Description of the task
Below is a listing to transcribe in full and exactly; keep the pictures out.

+===+

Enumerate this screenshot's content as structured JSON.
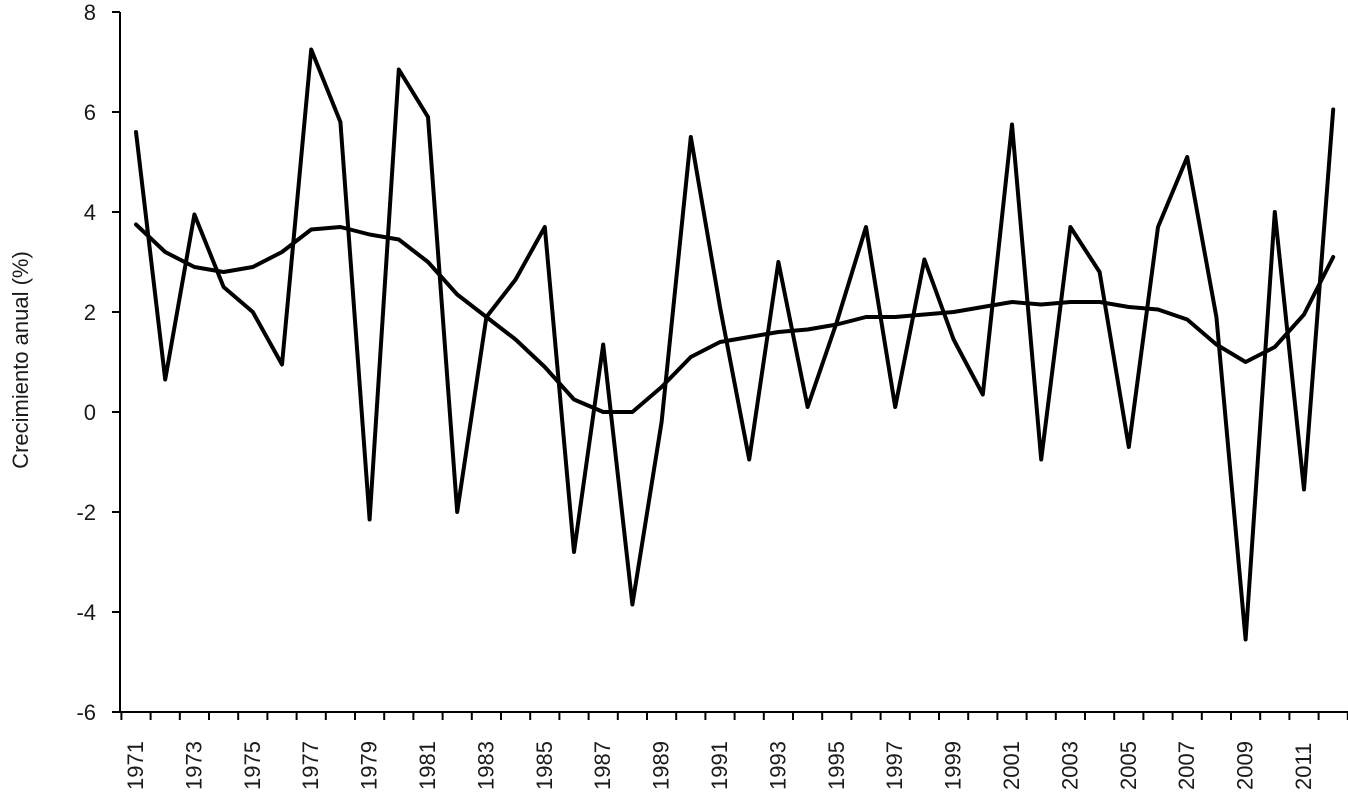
{
  "chart_data": {
    "type": "line",
    "title": "",
    "xlabel": "",
    "ylabel": "Crecimiento anual (%)",
    "ylim": [
      -6,
      8
    ],
    "yticks": [
      -6,
      -4,
      -2,
      0,
      2,
      4,
      6,
      8
    ],
    "ytick_labels": [
      "-6",
      "-4",
      "-2",
      "0",
      "2",
      "4",
      "6",
      "8"
    ],
    "x": [
      1971,
      1972,
      1973,
      1974,
      1975,
      1976,
      1977,
      1978,
      1979,
      1980,
      1981,
      1982,
      1983,
      1984,
      1985,
      1986,
      1987,
      1988,
      1989,
      1990,
      1991,
      1992,
      1993,
      1994,
      1995,
      1996,
      1997,
      1998,
      1999,
      2000,
      2001,
      2002,
      2003,
      2004,
      2005,
      2006,
      2007,
      2008,
      2009,
      2010,
      2011,
      2012
    ],
    "xtick_labels": [
      "1971",
      "1973",
      "1975",
      "1977",
      "1979",
      "1981",
      "1983",
      "1985",
      "1987",
      "1989",
      "1991",
      "1993",
      "1995",
      "1997",
      "1999",
      "2001",
      "2003",
      "2005",
      "2007",
      "2009",
      "2011"
    ],
    "grid": false,
    "line_color": "#000000",
    "series": [
      {
        "values": [
          5.6,
          0.65,
          3.95,
          2.5,
          2.0,
          0.95,
          7.25,
          5.8,
          -2.15,
          6.85,
          5.9,
          -2.0,
          1.9,
          2.65,
          3.7,
          -2.8,
          1.35,
          -3.85,
          -0.2,
          5.5,
          2.1,
          -0.95,
          3.0,
          0.1,
          1.8,
          3.7,
          0.1,
          3.05,
          1.45,
          0.35,
          5.75,
          -0.95,
          3.7,
          2.8,
          -0.7,
          3.7,
          5.1,
          1.9,
          -4.55,
          4.0,
          -1.55,
          6.05
        ]
      },
      {
        "values": [
          3.75,
          3.2,
          2.9,
          2.8,
          2.9,
          3.2,
          3.65,
          3.7,
          3.55,
          3.45,
          3.0,
          2.35,
          1.9,
          1.45,
          0.9,
          0.25,
          0.0,
          0.0,
          0.5,
          1.1,
          1.4,
          1.5,
          1.6,
          1.65,
          1.75,
          1.9,
          1.9,
          1.95,
          2.0,
          2.1,
          2.2,
          2.15,
          2.2,
          2.2,
          2.1,
          2.05,
          1.85,
          1.35,
          1.0,
          1.3,
          1.95,
          3.1
        ]
      }
    ]
  }
}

+===+

The solution
Enumerate this screenshot's content as structured JSON.
{
  "chart_data": {
    "type": "line",
    "title": "",
    "xlabel": "",
    "ylabel": "Crecimiento anual (%)",
    "ylim": [
      -6,
      8
    ],
    "yticks": [
      -6,
      -4,
      -2,
      0,
      2,
      4,
      6,
      8
    ],
    "ytick_labels": [
      "-6",
      "-4",
      "-2",
      "0",
      "2",
      "4",
      "6",
      "8"
    ],
    "x": [
      1971,
      1972,
      1973,
      1974,
      1975,
      1976,
      1977,
      1978,
      1979,
      1980,
      1981,
      1982,
      1983,
      1984,
      1985,
      1986,
      1987,
      1988,
      1989,
      1990,
      1991,
      1992,
      1993,
      1994,
      1995,
      1996,
      1997,
      1998,
      1999,
      2000,
      2001,
      2002,
      2003,
      2004,
      2005,
      2006,
      2007,
      2008,
      2009,
      2010,
      2011,
      2012
    ],
    "xtick_labels": [
      "1971",
      "1973",
      "1975",
      "1977",
      "1979",
      "1981",
      "1983",
      "1985",
      "1987",
      "1989",
      "1991",
      "1993",
      "1995",
      "1997",
      "1999",
      "2001",
      "2003",
      "2005",
      "2007",
      "2009",
      "2011"
    ],
    "grid": false,
    "line_color": "#000000",
    "series": [
      {
        "values": [
          5.6,
          0.65,
          3.95,
          2.5,
          2.0,
          0.95,
          7.25,
          5.8,
          -2.15,
          6.85,
          5.9,
          -2.0,
          1.9,
          2.65,
          3.7,
          -2.8,
          1.35,
          -3.85,
          -0.2,
          5.5,
          2.1,
          -0.95,
          3.0,
          0.1,
          1.8,
          3.7,
          0.1,
          3.05,
          1.45,
          0.35,
          5.75,
          -0.95,
          3.7,
          2.8,
          -0.7,
          3.7,
          5.1,
          1.9,
          -4.55,
          4.0,
          -1.55,
          6.05
        ]
      },
      {
        "values": [
          3.75,
          3.2,
          2.9,
          2.8,
          2.9,
          3.2,
          3.65,
          3.7,
          3.55,
          3.45,
          3.0,
          2.35,
          1.9,
          1.45,
          0.9,
          0.25,
          0.0,
          0.0,
          0.5,
          1.1,
          1.4,
          1.5,
          1.6,
          1.65,
          1.75,
          1.9,
          1.9,
          1.95,
          2.0,
          2.1,
          2.2,
          2.15,
          2.2,
          2.2,
          2.1,
          2.05,
          1.85,
          1.35,
          1.0,
          1.3,
          1.95,
          3.1
        ]
      }
    ]
  }
}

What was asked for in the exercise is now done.